• _What to produce_: Exactly as they appear, output all of the entries.

** start Supplied records **

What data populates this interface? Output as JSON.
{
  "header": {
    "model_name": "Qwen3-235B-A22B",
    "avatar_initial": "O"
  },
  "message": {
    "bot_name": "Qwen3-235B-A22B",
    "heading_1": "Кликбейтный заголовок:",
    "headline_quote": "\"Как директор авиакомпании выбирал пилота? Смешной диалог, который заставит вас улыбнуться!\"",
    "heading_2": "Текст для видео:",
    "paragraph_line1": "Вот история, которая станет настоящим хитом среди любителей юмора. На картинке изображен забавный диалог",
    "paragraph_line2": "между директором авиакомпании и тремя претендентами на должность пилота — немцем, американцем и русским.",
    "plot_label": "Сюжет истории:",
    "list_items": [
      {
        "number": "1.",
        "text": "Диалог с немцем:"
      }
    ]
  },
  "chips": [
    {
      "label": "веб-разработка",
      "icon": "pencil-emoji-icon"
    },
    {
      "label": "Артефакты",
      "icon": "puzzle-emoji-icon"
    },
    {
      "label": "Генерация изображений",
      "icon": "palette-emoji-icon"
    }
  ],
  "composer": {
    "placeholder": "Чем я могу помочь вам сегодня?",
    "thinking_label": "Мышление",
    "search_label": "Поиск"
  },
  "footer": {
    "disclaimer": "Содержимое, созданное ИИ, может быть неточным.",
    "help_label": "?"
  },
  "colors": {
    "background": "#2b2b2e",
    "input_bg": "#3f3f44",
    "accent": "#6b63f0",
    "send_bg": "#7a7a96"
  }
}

** end Supplied records **

• _Answer below_:
What data populates this interface? Output as JSON.
{
  "header": {
    "model_name": "Qwen3-235B-A22B",
    "avatar_initial": "O"
  },
  "message": {
    "bot_name": "Qwen3-235B-A22B",
    "heading_1": "Кликбейтный заголовок:",
    "headline_quote": "\"Как директор авиакомпании выбирал пилота? Смешной диалог, который заставит вас улыбнуться!\"",
    "heading_2": "Текст для видео:",
    "paragraph_line1": "Вот история, которая станет настоящим хитом среди любителей юмора. На картинке изображен забавный диалог",
    "paragraph_line2": "между директором авиакомпании и тремя претендентами на должность пилота — немцем, американцем и русским.",
    "plot_label": "Сюжет истории:",
    "list_items": [
      {
        "number": "1.",
        "text": "Диалог с немцем:"
      }
    ]
  },
  "chips": [
    {
      "label": "веб-разработка",
      "icon": "pencil-emoji-icon"
    },
    {
      "label": "Артефакты",
      "icon": "puzzle-emoji-icon"
    },
    {
      "label": "Генерация изображений",
      "icon": "palette-emoji-icon"
    }
  ],
  "composer": {
    "placeholder": "Чем я могу помочь вам сегодня?",
    "thinking_label": "Мышление",
    "search_label": "Поиск"
  },
  "footer": {
    "disclaimer": "Содержимое, созданное ИИ, может быть неточным.",
    "help_label": "?"
  },
  "colors": {
    "background": "#2b2b2e",
    "input_bg": "#3f3f44",
    "accent": "#6b63f0",
    "send_bg": "#7a7a96"
  }
}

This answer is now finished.